## Instructions to follow
Copy all lines holding the word "assorti" from the entries.

## Input rows
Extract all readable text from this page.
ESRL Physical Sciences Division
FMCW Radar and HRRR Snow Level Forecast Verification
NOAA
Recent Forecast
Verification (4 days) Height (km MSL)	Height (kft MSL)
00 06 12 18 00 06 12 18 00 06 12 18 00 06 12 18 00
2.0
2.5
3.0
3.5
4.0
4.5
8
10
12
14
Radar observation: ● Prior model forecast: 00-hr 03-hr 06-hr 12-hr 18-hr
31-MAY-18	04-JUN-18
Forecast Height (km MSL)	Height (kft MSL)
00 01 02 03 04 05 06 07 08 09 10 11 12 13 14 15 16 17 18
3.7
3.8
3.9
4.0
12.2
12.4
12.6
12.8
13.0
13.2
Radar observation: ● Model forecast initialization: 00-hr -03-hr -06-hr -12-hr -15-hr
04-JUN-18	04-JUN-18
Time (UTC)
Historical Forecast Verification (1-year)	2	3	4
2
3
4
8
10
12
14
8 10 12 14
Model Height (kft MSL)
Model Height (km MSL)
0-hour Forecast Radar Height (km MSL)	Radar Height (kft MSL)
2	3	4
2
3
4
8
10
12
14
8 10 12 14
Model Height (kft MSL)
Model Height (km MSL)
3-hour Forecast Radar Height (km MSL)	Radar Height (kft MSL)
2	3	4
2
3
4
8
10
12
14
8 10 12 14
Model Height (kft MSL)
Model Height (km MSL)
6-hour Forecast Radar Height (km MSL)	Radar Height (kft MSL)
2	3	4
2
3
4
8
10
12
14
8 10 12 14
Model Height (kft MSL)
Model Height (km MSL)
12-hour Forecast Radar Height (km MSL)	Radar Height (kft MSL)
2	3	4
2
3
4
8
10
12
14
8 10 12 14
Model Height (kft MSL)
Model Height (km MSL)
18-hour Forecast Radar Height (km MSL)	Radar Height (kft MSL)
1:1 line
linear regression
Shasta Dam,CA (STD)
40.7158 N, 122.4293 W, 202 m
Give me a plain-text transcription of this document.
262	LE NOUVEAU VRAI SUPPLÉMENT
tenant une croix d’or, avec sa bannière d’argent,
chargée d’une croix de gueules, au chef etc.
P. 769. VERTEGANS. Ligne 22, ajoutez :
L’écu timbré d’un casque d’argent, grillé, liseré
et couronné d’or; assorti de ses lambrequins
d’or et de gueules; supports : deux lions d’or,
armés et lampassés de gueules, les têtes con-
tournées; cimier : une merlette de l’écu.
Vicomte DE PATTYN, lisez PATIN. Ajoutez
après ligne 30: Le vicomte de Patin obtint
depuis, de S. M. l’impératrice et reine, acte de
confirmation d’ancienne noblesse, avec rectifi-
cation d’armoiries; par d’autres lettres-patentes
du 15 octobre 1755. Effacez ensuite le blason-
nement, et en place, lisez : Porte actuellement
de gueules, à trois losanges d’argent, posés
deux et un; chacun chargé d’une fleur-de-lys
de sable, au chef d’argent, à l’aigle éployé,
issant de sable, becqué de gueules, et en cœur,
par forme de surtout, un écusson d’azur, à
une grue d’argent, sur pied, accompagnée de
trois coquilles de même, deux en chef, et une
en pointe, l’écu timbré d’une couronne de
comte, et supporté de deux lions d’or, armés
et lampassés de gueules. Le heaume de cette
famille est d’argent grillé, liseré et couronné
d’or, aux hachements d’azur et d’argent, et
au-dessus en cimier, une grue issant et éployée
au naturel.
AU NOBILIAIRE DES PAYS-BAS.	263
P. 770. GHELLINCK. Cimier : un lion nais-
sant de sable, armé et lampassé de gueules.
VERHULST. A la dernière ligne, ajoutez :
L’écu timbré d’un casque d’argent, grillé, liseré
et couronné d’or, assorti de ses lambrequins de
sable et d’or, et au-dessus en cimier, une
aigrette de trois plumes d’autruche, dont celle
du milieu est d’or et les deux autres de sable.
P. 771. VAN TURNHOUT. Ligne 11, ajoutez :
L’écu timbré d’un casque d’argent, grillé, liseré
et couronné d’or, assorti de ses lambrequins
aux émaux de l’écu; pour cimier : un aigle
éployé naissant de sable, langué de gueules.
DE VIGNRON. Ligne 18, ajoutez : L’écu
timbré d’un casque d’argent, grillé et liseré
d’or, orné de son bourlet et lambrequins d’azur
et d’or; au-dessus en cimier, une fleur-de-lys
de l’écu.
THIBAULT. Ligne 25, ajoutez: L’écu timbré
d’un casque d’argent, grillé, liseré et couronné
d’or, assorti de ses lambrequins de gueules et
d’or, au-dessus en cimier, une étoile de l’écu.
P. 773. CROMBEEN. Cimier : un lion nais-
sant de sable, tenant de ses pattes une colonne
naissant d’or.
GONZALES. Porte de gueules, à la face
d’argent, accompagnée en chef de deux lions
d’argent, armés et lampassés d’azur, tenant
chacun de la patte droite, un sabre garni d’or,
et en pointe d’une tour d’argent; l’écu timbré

## Written response
et couronné d’or; assorti de ses lambrequins
et couronné d’or, assorti de ses lambrequins de
et couronné d’or, assorti de ses lambrequins
d’or, assorti de ses lambrequins de gueules et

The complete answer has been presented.